**Set exercise**
Looking at the listing beneath, work out how many lines hold "pencil" and report only that figure.
════════════════
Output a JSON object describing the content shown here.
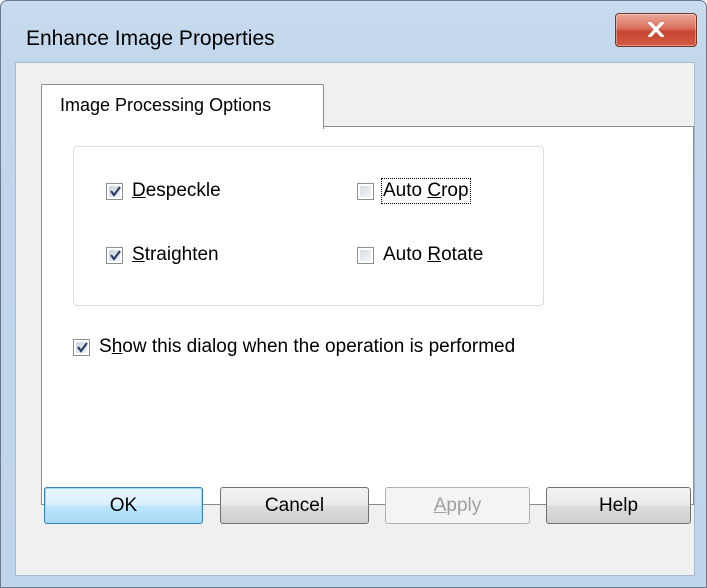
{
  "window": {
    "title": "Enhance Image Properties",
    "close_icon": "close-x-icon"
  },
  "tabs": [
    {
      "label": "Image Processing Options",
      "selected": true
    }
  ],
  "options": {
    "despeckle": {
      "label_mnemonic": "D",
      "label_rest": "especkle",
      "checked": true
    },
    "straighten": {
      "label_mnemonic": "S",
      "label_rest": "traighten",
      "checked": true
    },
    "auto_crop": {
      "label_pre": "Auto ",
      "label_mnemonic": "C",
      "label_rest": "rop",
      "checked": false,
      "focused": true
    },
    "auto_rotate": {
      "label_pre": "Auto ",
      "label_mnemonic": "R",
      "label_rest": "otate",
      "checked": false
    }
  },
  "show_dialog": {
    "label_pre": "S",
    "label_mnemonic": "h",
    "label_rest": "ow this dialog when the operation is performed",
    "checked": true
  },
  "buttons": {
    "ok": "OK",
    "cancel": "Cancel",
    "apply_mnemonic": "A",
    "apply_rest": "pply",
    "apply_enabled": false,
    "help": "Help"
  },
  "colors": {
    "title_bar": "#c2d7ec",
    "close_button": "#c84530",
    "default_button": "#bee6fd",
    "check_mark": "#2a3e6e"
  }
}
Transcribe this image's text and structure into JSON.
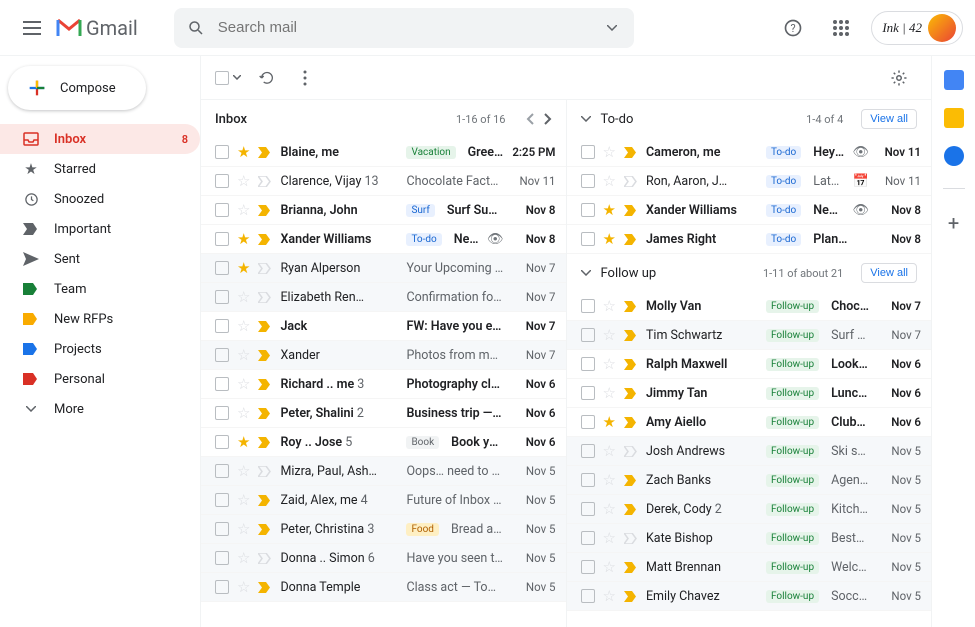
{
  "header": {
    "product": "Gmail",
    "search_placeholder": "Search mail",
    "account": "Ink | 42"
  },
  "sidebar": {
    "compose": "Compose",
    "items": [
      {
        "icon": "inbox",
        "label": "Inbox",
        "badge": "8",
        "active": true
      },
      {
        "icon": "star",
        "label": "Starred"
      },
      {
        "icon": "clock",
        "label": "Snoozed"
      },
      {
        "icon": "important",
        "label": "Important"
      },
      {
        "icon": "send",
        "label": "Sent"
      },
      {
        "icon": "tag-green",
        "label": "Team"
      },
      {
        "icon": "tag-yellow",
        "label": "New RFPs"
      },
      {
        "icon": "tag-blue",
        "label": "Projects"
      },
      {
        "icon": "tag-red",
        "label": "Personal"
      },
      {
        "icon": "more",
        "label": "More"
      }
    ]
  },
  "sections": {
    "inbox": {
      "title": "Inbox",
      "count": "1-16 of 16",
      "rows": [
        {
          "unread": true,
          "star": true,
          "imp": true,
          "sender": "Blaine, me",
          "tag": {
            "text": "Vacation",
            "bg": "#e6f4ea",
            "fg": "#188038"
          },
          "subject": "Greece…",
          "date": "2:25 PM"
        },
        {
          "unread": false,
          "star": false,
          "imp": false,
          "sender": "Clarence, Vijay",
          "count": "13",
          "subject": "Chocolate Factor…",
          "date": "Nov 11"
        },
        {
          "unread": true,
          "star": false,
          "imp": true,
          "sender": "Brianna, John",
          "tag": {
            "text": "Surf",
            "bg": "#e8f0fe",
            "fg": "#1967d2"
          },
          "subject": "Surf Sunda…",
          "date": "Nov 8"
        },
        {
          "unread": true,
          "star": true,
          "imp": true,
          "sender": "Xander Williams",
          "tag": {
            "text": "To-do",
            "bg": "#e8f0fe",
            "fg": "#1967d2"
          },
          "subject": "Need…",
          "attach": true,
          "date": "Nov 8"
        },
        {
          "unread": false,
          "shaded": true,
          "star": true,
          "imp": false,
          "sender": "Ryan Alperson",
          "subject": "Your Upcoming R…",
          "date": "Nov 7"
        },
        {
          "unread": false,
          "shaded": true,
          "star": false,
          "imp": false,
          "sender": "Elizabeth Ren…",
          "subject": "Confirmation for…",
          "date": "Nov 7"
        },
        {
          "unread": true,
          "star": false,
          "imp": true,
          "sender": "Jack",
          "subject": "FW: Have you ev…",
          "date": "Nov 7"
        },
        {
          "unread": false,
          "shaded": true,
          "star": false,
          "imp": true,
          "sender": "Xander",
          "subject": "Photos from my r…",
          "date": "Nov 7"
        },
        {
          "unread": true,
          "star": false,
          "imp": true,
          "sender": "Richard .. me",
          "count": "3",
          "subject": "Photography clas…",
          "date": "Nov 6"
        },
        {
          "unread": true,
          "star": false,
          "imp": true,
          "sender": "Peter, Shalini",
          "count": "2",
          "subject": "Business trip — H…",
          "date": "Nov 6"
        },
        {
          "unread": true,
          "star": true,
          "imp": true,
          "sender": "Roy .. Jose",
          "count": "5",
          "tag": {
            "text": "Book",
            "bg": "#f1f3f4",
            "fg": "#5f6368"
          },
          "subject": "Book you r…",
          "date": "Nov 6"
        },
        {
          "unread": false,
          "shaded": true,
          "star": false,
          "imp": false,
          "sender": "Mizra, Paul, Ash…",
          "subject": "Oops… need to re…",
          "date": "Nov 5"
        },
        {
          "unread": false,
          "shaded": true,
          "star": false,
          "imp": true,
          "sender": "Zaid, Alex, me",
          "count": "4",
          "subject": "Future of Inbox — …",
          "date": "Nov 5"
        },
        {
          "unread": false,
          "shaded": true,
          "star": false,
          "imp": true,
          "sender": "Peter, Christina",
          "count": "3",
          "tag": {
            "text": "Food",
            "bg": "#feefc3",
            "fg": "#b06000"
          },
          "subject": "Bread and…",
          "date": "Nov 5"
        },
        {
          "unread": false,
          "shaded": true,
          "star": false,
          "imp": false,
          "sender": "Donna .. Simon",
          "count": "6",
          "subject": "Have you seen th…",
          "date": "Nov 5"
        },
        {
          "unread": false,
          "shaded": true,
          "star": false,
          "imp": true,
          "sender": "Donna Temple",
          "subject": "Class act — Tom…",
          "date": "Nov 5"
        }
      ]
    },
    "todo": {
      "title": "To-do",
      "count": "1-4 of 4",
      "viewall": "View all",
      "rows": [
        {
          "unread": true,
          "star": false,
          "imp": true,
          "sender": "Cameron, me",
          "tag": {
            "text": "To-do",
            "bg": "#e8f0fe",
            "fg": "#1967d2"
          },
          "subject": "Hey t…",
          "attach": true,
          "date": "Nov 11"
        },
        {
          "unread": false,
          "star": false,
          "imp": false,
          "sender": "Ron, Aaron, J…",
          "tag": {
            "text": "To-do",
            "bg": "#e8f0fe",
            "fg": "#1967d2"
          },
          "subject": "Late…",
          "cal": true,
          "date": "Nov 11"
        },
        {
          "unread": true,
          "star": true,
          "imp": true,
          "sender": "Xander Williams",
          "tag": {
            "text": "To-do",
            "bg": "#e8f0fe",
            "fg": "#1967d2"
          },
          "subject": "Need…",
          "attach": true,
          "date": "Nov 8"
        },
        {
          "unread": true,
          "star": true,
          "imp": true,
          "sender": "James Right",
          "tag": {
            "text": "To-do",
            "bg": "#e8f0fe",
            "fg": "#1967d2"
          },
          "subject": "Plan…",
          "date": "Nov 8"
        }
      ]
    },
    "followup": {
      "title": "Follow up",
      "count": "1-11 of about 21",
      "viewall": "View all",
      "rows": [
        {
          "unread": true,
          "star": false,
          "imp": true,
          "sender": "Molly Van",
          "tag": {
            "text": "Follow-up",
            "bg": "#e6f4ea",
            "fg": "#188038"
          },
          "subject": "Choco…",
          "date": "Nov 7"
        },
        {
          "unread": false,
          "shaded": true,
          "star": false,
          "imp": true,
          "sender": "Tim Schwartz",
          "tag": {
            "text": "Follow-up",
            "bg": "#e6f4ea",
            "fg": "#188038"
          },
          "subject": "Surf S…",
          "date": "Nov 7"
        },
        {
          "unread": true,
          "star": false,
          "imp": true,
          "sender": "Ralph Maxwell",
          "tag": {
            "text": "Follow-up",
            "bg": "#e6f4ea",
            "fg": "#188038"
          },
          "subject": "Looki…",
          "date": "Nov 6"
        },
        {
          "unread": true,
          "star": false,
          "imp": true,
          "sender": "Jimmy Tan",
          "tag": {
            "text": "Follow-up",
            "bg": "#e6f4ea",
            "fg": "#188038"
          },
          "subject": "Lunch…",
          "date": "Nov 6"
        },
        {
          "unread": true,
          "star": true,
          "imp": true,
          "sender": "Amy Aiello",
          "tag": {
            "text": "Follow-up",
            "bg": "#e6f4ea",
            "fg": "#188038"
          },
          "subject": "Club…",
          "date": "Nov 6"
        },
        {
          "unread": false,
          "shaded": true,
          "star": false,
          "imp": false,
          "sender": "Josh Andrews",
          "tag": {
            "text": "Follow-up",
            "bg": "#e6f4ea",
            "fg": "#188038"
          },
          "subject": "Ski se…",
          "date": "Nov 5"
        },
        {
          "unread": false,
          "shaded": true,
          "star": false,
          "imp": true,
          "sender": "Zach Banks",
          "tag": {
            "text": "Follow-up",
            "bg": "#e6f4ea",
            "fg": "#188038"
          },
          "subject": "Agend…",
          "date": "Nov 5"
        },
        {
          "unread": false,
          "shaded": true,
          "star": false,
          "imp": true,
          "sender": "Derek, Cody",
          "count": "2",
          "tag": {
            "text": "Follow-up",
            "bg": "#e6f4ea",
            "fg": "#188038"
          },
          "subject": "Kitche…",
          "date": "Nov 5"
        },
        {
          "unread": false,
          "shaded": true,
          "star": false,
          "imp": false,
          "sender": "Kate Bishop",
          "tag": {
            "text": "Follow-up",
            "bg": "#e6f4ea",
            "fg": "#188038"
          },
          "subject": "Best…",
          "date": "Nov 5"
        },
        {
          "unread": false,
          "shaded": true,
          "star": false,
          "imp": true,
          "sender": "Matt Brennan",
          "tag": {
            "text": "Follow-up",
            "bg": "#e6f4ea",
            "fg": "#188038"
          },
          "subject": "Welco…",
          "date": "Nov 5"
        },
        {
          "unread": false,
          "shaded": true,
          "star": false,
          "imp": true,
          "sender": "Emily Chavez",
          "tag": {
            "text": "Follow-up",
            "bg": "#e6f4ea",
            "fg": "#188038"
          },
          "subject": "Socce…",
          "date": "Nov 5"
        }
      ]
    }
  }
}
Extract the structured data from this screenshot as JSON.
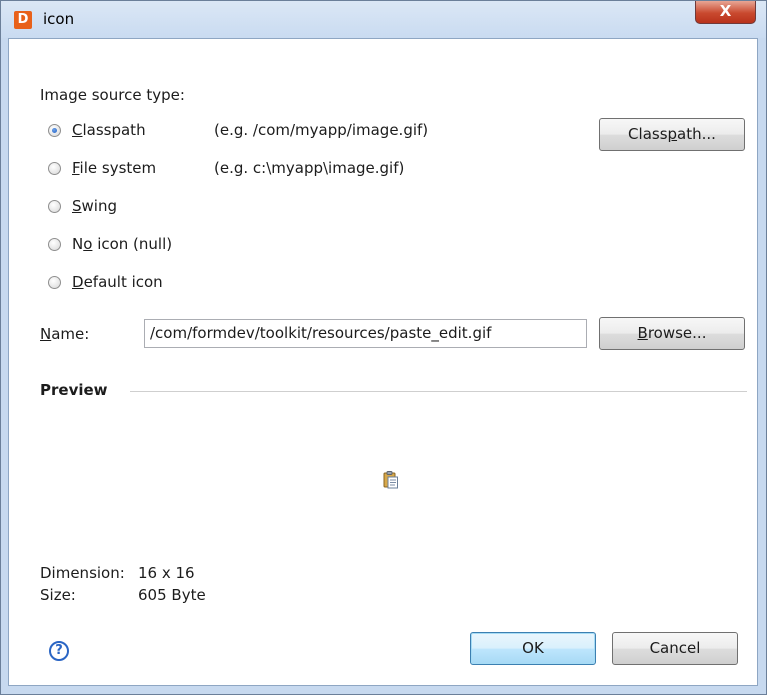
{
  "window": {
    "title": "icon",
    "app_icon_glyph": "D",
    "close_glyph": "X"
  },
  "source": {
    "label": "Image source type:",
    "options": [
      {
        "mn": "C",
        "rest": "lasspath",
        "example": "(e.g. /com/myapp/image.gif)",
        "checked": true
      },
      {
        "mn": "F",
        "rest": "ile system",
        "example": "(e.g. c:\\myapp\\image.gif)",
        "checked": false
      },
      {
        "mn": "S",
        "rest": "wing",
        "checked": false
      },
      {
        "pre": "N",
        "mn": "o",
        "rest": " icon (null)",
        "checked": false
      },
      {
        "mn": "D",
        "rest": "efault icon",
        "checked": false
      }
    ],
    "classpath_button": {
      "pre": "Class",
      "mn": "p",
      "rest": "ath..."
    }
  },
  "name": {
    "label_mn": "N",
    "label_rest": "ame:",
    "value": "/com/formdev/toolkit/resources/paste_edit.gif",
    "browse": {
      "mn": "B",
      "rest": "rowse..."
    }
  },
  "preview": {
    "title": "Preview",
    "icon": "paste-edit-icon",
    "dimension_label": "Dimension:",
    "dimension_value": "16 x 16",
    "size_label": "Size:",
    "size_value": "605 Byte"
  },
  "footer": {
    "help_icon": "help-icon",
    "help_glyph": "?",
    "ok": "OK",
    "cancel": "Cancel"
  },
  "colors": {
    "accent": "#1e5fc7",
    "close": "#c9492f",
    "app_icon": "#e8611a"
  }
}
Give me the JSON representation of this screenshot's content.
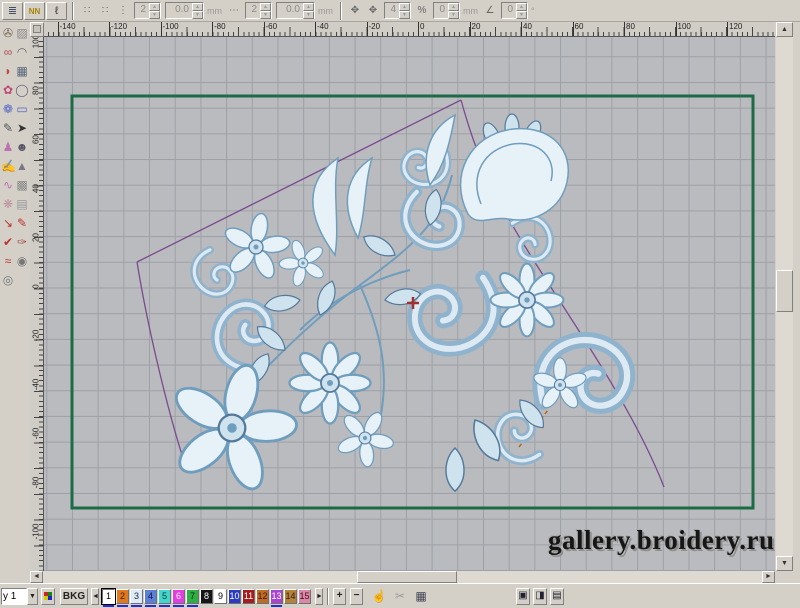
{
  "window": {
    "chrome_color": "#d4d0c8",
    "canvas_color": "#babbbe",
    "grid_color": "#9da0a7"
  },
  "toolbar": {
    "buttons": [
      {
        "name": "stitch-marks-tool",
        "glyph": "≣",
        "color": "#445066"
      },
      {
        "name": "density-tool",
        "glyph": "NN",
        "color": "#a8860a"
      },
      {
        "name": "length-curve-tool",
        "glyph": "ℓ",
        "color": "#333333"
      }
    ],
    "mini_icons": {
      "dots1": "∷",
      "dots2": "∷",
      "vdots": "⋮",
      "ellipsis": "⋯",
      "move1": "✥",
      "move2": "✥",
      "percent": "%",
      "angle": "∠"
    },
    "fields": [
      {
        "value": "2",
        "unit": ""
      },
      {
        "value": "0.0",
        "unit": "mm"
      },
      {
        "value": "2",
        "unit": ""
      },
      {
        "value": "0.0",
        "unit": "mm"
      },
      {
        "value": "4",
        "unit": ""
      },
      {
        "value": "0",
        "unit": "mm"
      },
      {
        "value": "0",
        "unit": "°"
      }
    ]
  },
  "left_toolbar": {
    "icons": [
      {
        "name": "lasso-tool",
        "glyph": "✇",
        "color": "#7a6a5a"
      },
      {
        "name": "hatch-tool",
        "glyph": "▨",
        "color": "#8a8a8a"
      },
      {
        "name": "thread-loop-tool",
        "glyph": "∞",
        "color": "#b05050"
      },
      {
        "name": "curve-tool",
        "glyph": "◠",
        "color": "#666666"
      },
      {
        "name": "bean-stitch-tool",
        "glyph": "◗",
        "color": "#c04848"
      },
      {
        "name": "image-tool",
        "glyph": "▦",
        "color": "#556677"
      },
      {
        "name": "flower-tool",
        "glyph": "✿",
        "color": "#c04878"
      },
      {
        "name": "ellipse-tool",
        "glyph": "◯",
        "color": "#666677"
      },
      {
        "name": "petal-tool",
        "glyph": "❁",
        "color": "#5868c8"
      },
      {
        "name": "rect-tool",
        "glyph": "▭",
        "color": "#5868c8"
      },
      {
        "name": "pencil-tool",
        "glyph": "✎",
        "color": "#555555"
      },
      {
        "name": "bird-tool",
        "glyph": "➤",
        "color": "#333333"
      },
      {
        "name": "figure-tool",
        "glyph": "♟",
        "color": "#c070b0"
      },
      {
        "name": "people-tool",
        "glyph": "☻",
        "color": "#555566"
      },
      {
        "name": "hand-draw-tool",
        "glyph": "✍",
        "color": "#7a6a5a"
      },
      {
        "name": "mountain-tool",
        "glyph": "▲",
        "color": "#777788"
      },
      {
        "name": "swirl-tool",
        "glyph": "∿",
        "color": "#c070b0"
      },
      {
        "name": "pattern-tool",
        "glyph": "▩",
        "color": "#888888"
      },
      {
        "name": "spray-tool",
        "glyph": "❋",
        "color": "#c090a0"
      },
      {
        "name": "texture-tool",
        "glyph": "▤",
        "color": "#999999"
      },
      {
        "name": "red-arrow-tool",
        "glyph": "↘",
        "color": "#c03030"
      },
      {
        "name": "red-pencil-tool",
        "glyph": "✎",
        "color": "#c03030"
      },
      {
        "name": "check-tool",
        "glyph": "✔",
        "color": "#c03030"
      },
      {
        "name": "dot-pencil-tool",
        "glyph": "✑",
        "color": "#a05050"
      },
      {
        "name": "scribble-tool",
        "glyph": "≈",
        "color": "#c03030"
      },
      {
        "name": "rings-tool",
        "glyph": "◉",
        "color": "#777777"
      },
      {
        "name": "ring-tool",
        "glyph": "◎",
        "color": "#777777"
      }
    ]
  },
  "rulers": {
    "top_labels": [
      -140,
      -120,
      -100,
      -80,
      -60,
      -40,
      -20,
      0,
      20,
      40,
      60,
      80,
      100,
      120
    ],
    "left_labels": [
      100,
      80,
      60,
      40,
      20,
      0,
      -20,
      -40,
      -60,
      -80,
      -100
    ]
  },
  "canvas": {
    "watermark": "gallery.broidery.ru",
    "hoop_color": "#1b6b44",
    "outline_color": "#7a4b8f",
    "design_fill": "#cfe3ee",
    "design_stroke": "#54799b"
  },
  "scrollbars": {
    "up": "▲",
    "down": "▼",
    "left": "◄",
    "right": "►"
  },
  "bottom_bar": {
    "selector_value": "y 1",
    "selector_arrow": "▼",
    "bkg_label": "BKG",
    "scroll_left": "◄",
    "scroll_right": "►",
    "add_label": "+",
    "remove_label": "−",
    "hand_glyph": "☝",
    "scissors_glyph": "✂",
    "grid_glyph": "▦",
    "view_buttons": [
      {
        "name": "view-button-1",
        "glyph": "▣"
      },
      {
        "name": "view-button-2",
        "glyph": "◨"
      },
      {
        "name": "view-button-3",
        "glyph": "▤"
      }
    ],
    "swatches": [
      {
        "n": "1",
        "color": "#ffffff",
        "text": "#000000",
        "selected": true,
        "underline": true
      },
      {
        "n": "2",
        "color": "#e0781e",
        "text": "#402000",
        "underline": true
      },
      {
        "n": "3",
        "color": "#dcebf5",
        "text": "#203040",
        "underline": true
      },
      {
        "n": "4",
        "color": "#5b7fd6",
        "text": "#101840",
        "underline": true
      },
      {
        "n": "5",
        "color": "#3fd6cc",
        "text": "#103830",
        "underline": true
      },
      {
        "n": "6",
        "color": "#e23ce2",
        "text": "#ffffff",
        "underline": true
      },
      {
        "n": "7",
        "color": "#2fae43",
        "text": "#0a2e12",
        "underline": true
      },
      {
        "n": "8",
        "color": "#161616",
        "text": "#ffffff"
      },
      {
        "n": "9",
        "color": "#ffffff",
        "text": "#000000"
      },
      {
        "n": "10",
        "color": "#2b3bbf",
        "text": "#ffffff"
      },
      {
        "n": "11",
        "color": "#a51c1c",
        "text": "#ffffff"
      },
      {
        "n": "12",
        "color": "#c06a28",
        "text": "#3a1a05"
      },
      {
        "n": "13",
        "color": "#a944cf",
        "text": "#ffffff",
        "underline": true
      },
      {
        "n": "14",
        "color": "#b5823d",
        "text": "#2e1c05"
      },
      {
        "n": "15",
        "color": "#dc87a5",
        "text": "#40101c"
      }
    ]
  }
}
════════════════
**Result of this exercise**
3